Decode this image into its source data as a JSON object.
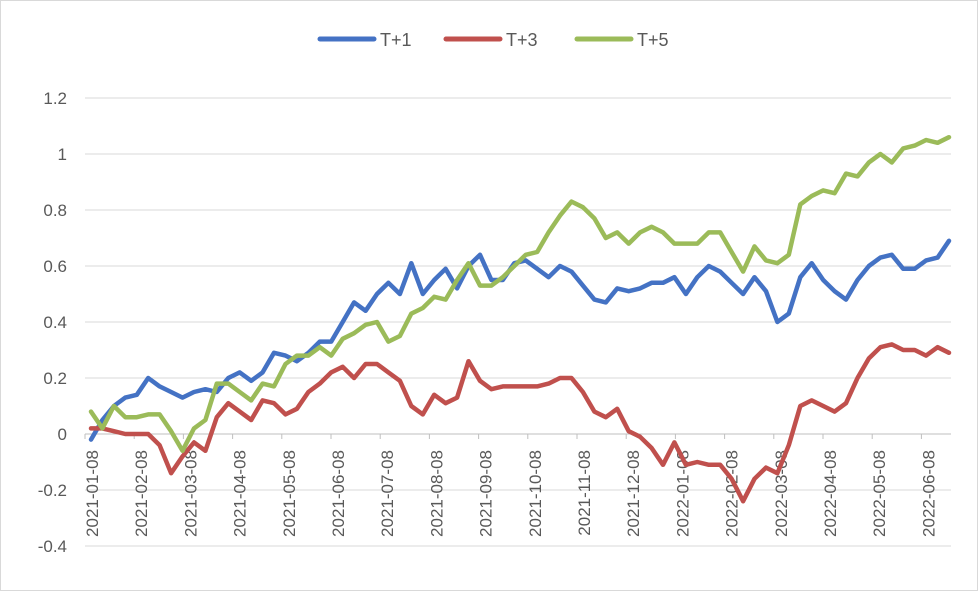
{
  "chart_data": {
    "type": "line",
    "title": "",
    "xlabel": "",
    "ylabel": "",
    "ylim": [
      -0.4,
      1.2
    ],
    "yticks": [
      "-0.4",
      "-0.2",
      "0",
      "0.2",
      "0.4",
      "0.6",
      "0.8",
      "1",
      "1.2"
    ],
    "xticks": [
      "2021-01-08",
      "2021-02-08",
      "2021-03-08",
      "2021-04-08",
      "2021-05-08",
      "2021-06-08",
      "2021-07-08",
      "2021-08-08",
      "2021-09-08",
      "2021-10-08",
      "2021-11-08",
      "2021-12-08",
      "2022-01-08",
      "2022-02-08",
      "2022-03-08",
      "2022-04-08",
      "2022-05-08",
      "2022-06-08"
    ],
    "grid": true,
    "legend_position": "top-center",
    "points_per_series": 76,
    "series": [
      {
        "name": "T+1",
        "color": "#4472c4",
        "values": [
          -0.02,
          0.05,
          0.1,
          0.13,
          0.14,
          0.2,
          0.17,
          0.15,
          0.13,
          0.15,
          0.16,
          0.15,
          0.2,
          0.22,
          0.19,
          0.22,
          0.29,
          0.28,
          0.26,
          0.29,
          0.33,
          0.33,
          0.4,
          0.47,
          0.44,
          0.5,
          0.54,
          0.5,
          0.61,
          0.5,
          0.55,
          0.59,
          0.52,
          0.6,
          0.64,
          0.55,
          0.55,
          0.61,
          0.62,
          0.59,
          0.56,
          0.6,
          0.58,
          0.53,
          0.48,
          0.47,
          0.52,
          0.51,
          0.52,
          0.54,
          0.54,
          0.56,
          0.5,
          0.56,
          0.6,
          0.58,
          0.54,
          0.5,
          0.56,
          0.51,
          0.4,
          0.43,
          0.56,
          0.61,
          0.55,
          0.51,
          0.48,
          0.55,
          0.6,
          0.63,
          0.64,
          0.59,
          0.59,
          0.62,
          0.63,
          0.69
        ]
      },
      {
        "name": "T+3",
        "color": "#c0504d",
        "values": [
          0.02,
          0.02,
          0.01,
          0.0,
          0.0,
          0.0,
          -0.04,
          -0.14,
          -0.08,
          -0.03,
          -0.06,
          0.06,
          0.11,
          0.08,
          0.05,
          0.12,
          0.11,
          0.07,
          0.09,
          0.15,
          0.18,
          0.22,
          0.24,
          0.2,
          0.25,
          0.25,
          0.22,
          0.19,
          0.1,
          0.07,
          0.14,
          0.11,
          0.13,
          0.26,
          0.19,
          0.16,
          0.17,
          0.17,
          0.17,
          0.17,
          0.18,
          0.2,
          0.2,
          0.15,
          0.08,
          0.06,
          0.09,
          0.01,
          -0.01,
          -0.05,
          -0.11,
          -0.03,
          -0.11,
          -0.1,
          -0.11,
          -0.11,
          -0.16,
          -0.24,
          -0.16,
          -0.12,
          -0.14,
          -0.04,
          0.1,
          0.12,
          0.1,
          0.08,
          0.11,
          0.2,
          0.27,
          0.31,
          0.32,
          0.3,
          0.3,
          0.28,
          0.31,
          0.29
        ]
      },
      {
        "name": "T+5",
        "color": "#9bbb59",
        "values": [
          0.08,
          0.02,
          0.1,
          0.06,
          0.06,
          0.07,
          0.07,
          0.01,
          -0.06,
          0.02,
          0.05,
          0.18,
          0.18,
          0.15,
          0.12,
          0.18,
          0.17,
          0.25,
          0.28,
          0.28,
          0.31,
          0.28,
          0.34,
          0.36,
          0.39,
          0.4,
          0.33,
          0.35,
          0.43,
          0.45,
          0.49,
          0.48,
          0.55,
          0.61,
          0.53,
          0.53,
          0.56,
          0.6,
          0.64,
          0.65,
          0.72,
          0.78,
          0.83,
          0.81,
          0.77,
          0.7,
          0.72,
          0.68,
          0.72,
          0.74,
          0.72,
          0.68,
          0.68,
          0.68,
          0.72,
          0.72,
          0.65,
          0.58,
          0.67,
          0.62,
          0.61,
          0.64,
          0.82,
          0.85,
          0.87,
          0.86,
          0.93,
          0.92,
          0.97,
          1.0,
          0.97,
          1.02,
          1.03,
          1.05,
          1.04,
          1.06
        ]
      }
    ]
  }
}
····················
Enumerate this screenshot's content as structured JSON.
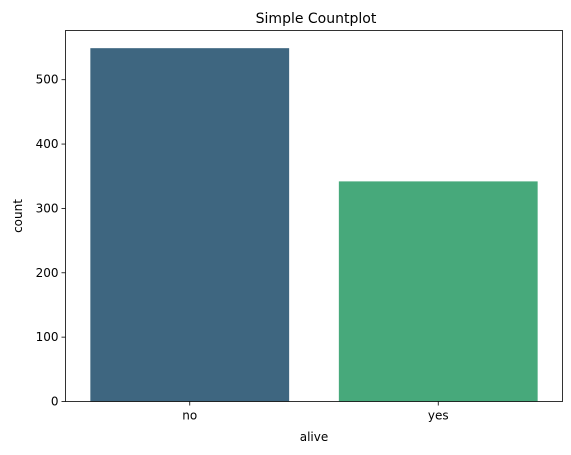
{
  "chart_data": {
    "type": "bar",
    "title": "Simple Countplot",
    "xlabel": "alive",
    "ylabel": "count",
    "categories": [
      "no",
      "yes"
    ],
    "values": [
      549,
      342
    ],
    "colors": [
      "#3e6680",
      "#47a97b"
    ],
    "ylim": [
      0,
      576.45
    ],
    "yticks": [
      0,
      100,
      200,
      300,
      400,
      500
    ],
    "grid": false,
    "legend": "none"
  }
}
····················
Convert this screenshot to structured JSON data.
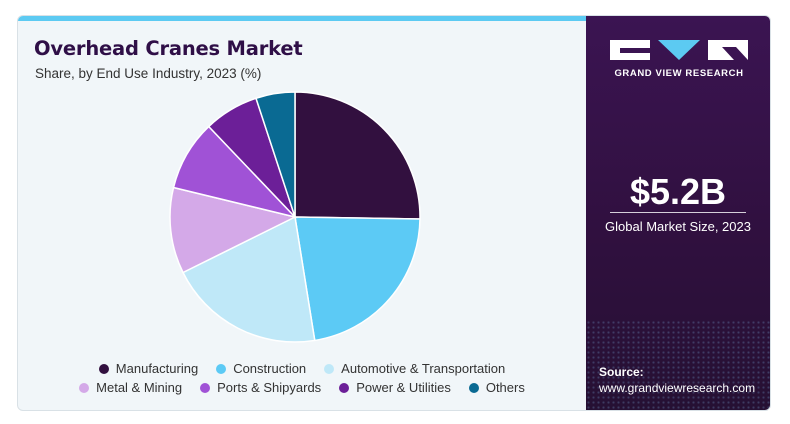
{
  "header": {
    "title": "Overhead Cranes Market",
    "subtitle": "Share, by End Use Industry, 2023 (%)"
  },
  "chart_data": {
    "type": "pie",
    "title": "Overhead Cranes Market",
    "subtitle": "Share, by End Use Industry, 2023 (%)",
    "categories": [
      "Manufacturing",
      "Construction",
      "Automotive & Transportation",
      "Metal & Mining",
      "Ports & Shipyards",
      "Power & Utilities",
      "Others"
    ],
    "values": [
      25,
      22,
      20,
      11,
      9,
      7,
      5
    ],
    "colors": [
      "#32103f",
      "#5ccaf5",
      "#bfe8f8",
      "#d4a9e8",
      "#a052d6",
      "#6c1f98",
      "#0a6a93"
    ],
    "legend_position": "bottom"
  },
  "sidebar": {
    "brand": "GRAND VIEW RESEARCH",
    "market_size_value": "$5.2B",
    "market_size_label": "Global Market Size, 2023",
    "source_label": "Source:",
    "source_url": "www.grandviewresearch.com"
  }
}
····················
Write down only how many lines in the listing contain the word "subtitle".

- FULL SOLUTION -
2